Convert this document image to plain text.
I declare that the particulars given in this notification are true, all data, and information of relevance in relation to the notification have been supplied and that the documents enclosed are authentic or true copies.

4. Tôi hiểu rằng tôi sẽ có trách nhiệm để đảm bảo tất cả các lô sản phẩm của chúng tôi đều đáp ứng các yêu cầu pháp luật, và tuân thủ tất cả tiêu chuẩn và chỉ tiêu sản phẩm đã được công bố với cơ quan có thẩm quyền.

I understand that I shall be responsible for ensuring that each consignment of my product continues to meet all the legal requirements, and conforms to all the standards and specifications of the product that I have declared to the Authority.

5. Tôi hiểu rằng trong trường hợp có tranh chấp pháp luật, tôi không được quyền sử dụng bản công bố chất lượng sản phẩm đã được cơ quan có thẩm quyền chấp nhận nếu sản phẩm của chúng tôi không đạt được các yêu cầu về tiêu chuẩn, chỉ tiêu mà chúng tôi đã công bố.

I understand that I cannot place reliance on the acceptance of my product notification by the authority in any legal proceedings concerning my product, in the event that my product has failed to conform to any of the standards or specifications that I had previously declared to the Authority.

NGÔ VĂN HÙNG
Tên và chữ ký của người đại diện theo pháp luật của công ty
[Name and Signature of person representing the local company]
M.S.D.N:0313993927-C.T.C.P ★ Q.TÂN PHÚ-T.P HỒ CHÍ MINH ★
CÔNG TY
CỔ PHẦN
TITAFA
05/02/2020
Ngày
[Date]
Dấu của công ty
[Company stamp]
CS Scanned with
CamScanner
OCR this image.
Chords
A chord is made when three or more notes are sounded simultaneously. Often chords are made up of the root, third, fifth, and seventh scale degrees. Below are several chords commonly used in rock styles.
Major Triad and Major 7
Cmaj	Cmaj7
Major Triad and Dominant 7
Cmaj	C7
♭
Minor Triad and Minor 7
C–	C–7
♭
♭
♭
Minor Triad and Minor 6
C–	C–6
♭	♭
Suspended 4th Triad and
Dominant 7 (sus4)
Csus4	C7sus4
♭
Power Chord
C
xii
• • •
## What to work on
Nothing in the listing may be changed; retype it all exactly.

## Completed exercise
Convert this document image to plain text.
I declare that the particulars given in this notification are true, all data, and information of relevance in relation to the notification have been supplied and that the documents enclosed are authentic or true copies.

4. Tôi hiểu rằng tôi sẽ có trách nhiệm để đảm bảo tất cả các lô sản phẩm của chúng tôi đều đáp ứng các yêu cầu pháp luật, và tuân thủ tất cả tiêu chuẩn và chỉ tiêu sản phẩm đã được công bố với cơ quan có thẩm quyền.

I understand that I shall be responsible for ensuring that each consignment of my product continues to meet all the legal requirements, and conforms to all the standards and specifications of the product that I have declared to the Authority.

5. Tôi hiểu rằng trong trường hợp có tranh chấp pháp luật, tôi không được quyền sử dụng bản công bố chất lượng sản phẩm đã được cơ quan có thẩm quyền chấp nhận nếu sản phẩm của chúng tôi không đạt được các yêu cầu về tiêu chuẩn, chỉ tiêu mà chúng tôi đã công bố.

I understand that I cannot place reliance on the acceptance of my product notification by the authority in any legal proceedings concerning my product, in the event that my product has failed to conform to any of the standards or specifications that I had previously declared to the Authority.

NGÔ VĂN HÙNG
Tên và chữ ký của người đại diện theo pháp luật của công ty
[Name and Signature of person representing the local company]
M.S.D.N:0313993927-C.T.C.P ★ Q.TÂN PHÚ-T.P HỒ CHÍ MINH ★
CÔNG TY
CỔ PHẦN
TITAFA
05/02/2020
Ngày
[Date]
Dấu của công ty
[Company stamp]
CS Scanned with
CamScanner
OCR this image.
Chords
A chord is made when three or more notes are sounded simultaneously. Often chords are made up of the root, third, fifth, and seventh scale degrees. Below are several chords commonly used in rock styles.
Major Triad and Major 7
Cmaj	Cmaj7
Major Triad and Dominant 7
Cmaj	C7
♭
Minor Triad and Minor 7
C–	C–7
♭
♭
♭
Minor Triad and Minor 6
C–	C–6
♭	♭
Suspended 4th Triad and
Dominant 7 (sus4)
Csus4	C7sus4
♭
Power Chord
C
xii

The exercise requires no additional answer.